Work task: Set the pictures aside and write down, exactly as they appear, the lines from the one containing "Convert this document image to plain text." through the end of the material.

Data to process:
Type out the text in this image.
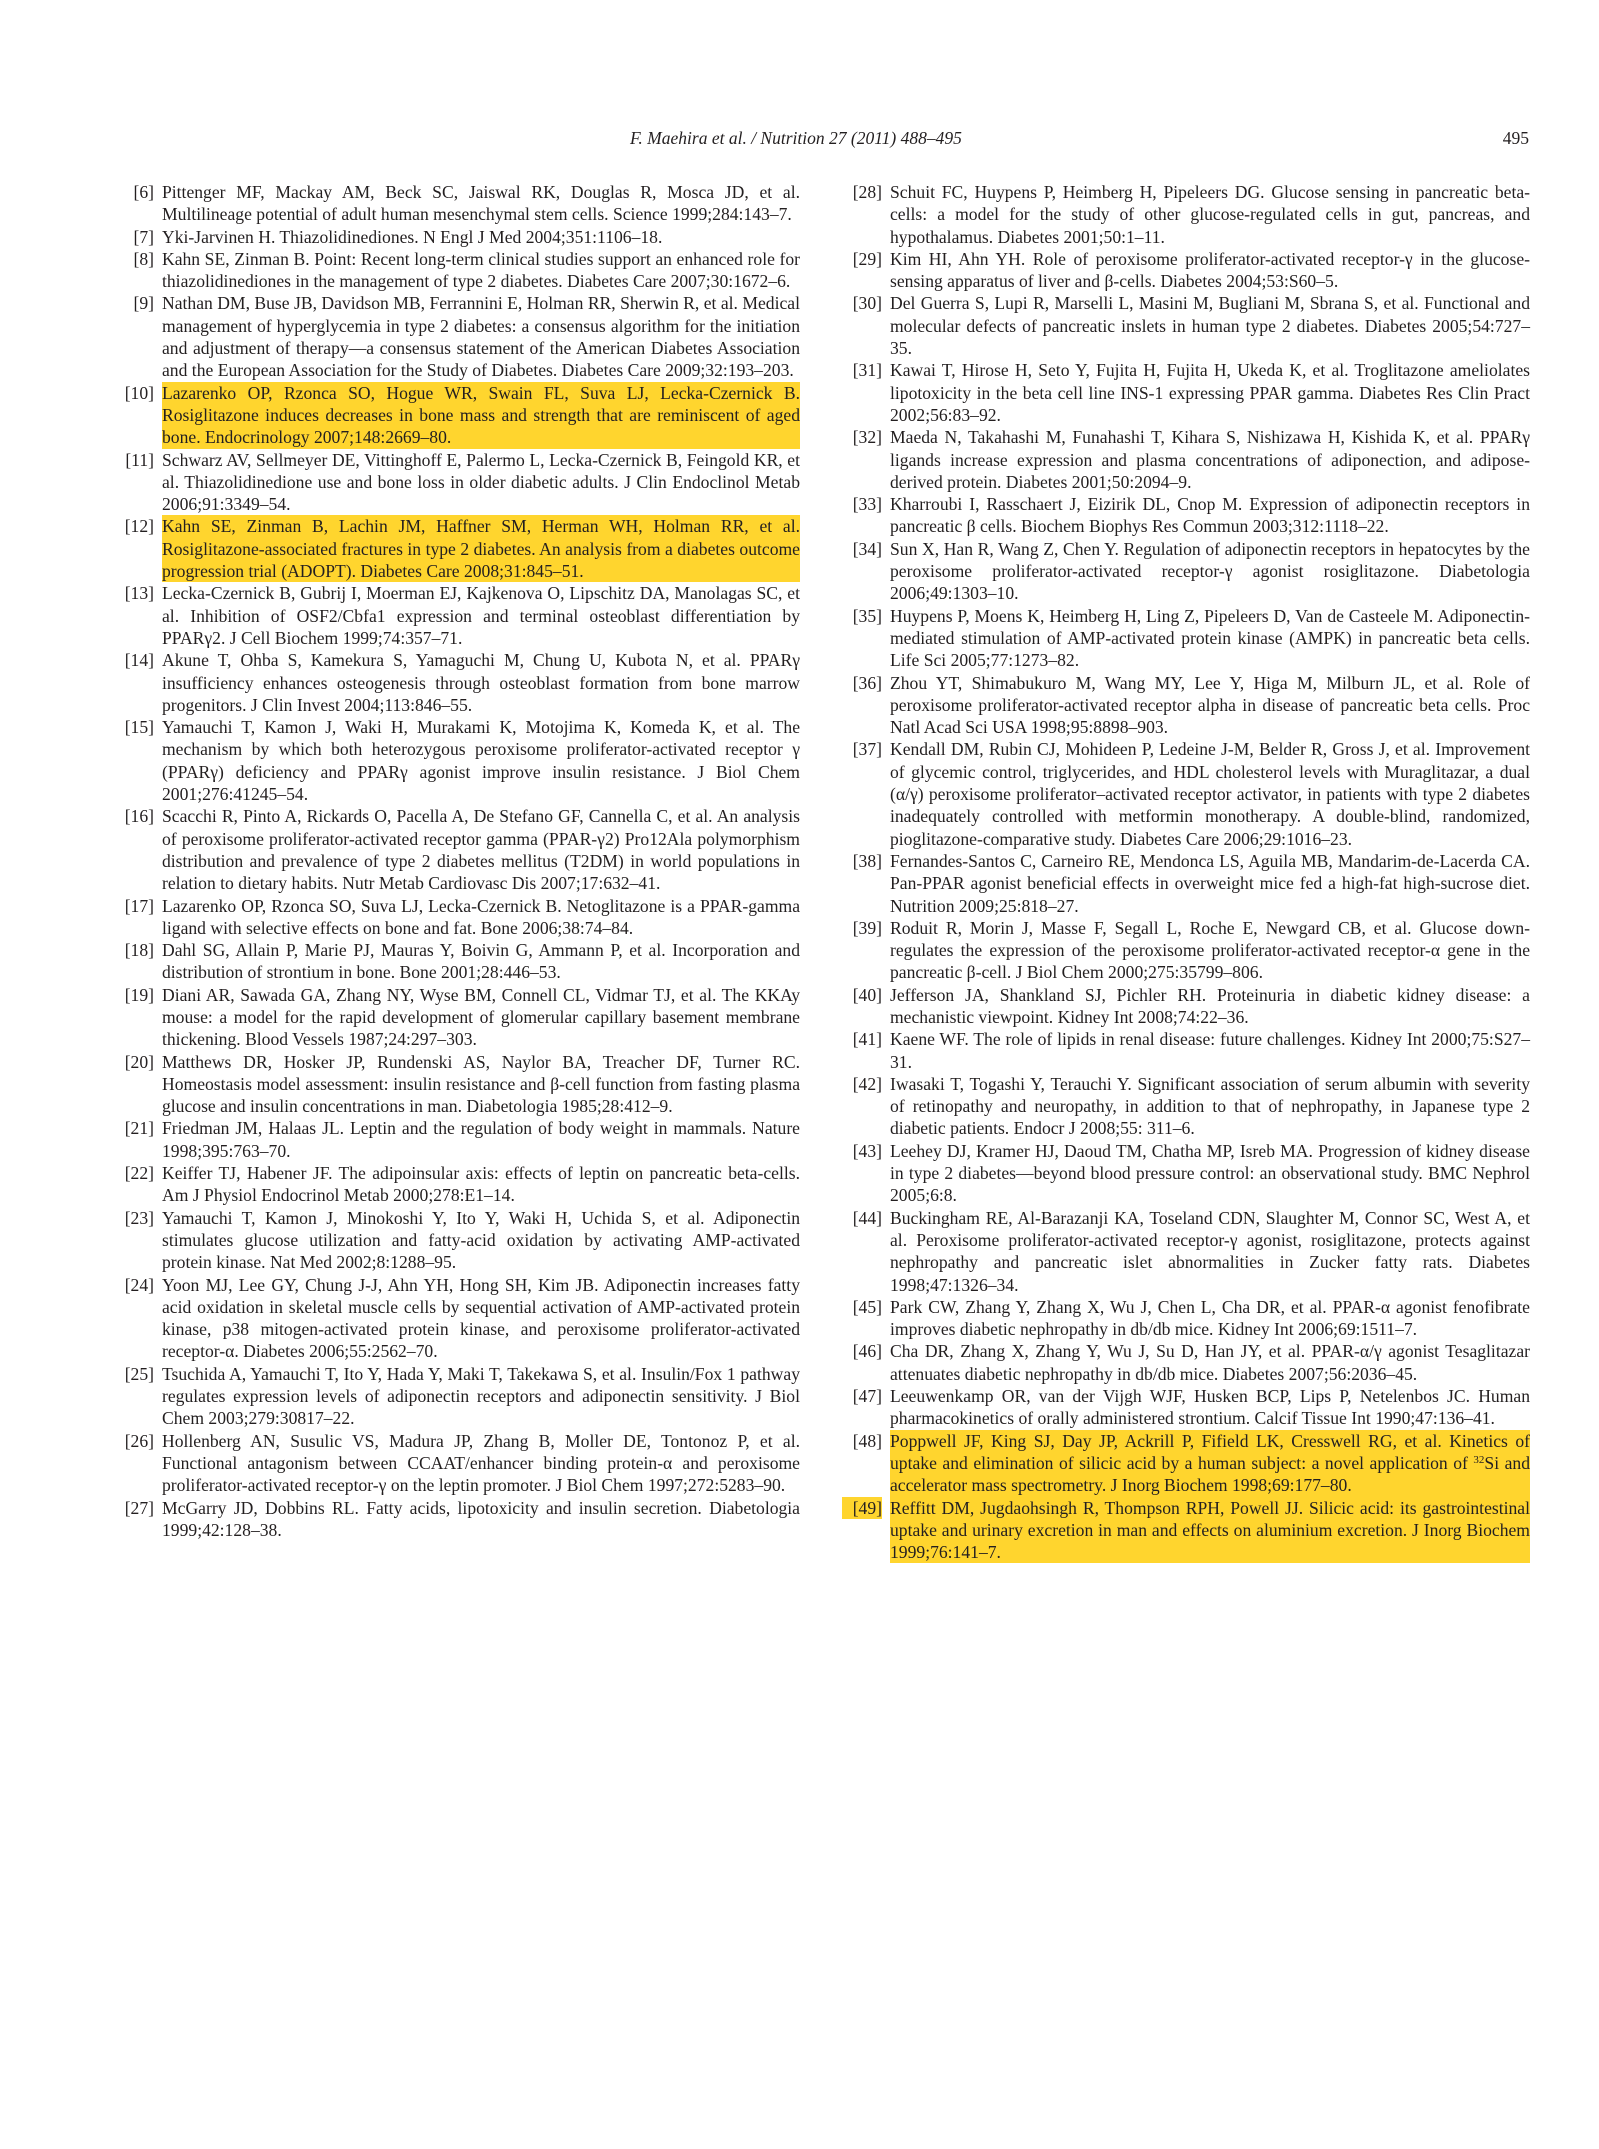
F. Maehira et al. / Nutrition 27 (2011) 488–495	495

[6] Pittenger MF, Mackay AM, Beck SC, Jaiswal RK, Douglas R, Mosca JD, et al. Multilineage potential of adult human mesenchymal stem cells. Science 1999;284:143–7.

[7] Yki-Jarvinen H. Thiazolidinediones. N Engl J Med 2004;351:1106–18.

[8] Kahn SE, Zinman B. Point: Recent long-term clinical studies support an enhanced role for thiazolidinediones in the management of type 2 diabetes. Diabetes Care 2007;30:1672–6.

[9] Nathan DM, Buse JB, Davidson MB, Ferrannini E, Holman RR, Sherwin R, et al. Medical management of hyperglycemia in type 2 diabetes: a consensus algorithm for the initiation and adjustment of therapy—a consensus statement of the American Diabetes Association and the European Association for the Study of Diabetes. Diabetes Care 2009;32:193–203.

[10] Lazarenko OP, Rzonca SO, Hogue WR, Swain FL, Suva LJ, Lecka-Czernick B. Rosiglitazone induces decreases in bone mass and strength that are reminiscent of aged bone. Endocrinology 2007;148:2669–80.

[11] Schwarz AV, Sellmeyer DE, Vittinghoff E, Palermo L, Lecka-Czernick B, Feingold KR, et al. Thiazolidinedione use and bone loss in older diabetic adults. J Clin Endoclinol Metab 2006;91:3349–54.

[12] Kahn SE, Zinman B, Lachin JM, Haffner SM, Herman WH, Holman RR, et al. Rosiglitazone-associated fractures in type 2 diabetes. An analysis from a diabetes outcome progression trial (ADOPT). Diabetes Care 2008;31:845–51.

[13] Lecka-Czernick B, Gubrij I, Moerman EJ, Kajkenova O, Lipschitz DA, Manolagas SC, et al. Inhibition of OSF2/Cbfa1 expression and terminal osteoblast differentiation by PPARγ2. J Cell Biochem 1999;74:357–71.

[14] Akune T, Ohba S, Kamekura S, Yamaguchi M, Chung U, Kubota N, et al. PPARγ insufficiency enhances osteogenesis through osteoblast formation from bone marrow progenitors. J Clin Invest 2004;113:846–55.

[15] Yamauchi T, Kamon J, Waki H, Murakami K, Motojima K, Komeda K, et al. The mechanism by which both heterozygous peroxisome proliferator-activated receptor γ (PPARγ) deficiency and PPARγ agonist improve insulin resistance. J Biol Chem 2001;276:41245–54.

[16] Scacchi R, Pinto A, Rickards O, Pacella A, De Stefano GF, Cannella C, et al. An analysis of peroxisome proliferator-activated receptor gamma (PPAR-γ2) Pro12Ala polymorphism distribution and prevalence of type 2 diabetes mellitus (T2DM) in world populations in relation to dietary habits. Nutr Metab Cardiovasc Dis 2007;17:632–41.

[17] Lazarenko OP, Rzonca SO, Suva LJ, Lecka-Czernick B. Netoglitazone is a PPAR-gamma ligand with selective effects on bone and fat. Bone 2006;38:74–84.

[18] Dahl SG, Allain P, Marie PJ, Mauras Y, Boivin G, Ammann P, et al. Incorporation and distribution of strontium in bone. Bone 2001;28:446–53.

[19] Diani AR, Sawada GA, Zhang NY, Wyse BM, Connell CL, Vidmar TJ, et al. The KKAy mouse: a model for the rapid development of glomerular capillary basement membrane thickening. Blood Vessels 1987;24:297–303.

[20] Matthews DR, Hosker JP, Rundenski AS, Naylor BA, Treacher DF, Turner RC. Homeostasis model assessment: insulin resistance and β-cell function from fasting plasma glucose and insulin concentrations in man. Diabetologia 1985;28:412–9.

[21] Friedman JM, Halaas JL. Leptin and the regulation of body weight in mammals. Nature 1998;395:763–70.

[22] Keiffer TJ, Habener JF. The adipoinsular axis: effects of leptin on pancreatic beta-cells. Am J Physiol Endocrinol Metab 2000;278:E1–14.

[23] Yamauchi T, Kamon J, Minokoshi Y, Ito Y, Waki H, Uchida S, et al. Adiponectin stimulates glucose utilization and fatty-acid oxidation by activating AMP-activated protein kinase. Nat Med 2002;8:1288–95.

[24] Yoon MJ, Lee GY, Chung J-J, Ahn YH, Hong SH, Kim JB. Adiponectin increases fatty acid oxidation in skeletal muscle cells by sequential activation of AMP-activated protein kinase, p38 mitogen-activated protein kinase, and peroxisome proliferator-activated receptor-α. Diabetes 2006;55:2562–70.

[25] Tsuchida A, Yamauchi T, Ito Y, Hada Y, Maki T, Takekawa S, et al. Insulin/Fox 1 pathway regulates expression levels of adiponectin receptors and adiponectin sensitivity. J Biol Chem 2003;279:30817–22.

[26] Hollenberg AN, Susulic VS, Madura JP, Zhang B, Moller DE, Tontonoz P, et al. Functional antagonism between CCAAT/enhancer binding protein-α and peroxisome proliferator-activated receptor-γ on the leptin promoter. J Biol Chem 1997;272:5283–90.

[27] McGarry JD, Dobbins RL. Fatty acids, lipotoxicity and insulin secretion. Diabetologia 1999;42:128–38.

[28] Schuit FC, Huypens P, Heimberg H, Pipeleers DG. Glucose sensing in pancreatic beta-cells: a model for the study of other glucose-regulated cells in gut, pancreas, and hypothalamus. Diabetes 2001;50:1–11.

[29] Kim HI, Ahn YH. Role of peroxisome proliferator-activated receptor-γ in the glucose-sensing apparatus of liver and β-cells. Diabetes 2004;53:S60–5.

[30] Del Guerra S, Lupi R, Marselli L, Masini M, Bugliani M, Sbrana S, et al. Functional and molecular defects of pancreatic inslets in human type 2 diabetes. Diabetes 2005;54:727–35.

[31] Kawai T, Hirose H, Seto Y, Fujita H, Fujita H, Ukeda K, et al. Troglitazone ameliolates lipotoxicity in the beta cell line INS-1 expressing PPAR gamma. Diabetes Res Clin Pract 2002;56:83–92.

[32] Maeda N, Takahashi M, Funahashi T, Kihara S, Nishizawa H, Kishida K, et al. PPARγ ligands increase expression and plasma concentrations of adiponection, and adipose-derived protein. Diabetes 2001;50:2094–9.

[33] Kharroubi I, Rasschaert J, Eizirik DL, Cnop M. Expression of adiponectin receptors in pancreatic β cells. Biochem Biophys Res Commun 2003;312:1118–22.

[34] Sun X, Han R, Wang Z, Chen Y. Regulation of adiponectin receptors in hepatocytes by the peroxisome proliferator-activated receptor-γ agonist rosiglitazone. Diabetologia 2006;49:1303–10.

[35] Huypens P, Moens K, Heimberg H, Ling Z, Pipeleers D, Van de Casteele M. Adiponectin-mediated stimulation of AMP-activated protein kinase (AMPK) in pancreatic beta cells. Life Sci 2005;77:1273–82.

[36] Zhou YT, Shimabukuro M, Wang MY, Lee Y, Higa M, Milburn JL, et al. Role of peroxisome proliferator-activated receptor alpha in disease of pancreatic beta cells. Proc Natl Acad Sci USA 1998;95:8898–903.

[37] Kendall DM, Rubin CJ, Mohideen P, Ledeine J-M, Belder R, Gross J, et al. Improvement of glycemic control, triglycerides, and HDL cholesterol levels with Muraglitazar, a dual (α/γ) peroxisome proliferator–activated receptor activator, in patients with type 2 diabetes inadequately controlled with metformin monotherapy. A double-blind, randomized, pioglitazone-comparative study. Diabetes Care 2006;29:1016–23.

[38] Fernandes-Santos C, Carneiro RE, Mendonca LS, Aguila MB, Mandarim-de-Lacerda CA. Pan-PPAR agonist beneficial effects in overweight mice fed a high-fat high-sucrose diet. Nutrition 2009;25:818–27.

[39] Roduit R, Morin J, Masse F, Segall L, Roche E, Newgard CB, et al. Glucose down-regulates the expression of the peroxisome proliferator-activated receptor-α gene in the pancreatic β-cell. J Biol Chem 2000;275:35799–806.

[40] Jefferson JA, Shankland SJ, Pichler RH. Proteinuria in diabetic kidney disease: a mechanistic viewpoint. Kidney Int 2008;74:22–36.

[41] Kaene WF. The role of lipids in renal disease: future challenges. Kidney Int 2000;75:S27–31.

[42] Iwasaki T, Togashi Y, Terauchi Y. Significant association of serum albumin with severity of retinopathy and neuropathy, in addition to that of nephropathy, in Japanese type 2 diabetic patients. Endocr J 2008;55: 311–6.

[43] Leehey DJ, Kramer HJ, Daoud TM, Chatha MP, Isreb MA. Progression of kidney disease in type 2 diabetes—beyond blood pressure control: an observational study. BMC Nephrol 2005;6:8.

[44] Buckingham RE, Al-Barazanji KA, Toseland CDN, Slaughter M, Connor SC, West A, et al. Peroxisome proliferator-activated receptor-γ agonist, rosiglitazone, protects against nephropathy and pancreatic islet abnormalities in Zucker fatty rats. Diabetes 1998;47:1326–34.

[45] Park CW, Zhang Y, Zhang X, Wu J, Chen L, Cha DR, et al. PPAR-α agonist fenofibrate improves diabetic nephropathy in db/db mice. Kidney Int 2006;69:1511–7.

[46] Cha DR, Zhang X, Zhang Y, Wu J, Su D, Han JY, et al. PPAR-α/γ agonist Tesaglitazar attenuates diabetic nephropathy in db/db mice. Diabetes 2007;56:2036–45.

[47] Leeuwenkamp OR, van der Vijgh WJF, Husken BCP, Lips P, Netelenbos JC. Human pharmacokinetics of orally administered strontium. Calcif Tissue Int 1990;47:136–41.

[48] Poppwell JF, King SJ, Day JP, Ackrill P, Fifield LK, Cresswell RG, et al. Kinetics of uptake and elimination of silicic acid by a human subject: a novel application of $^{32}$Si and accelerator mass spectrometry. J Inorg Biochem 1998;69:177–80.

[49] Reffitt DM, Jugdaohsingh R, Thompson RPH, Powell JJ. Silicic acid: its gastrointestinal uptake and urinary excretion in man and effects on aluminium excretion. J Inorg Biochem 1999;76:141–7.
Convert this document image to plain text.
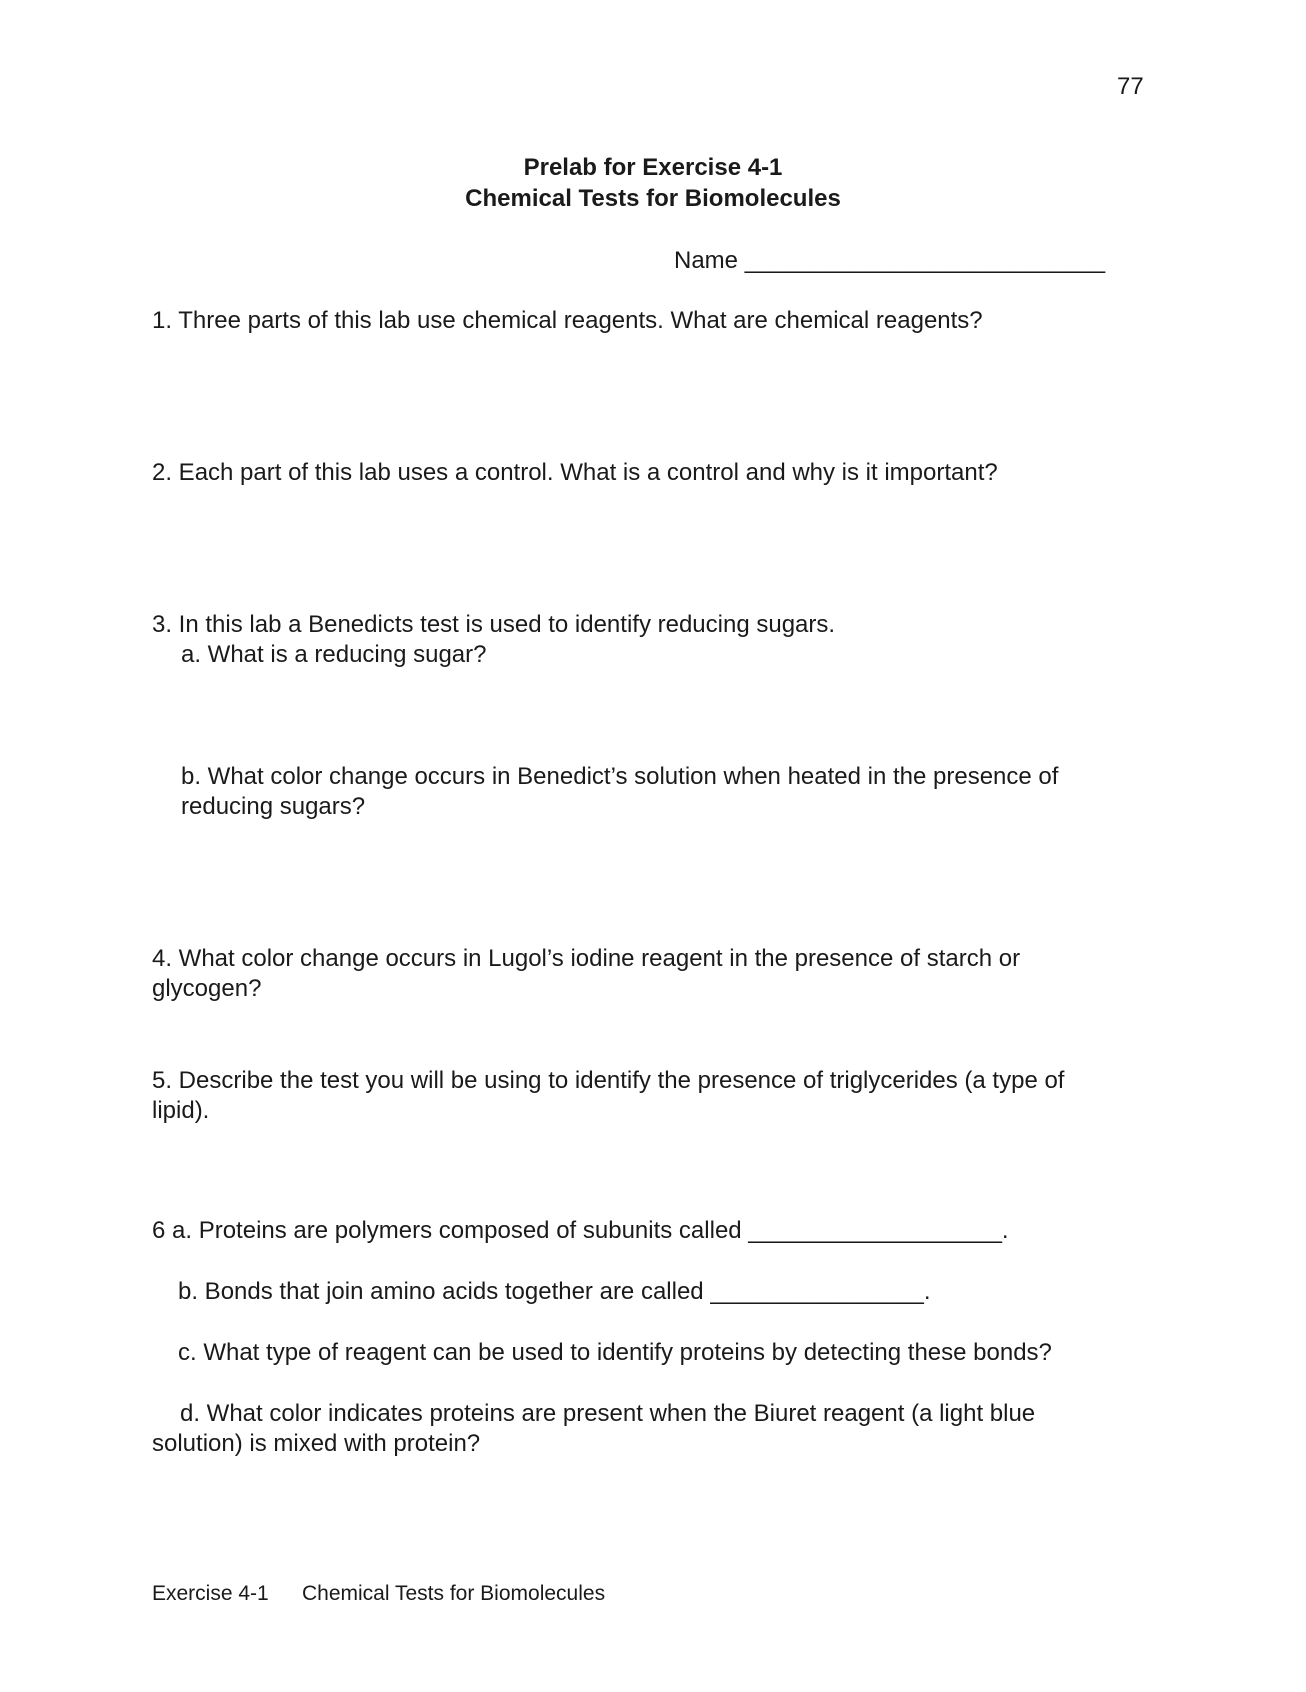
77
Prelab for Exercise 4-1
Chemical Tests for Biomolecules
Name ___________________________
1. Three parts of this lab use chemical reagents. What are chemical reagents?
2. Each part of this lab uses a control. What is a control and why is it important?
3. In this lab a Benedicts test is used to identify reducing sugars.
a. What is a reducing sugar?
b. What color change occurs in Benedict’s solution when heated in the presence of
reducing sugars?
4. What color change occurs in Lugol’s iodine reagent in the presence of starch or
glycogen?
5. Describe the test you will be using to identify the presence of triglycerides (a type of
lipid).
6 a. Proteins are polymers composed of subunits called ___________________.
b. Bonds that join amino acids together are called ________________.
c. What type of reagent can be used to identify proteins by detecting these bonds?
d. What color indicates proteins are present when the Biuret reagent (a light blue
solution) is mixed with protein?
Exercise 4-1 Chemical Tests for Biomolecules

Reply:
Convert this document image to plain text.
77
Prelab for Exercise 4-1
Chemical Tests for Biomolecules
Name ___________________________
1. Three parts of this lab use chemical reagents. What are chemical reagents?
2. Each part of this lab uses a control. What is a control and why is it important?
3. In this lab a Benedicts test is used to identify reducing sugars.
a. What is a reducing sugar?
b. What color change occurs in Benedict’s solution when heated in the presence of
reducing sugars?
4. What color change occurs in Lugol’s iodine reagent in the presence of starch or
glycogen?
5. Describe the test you will be using to identify the presence of triglycerides (a type of
lipid).
6 a. Proteins are polymers composed of subunits called ___________________.
b. Bonds that join amino acids together are called ________________.
c. What type of reagent can be used to identify proteins by detecting these bonds?
d. What color indicates proteins are present when the Biuret reagent (a light blue
solution) is mixed with protein?
Exercise 4-1 Chemical Tests for Biomolecules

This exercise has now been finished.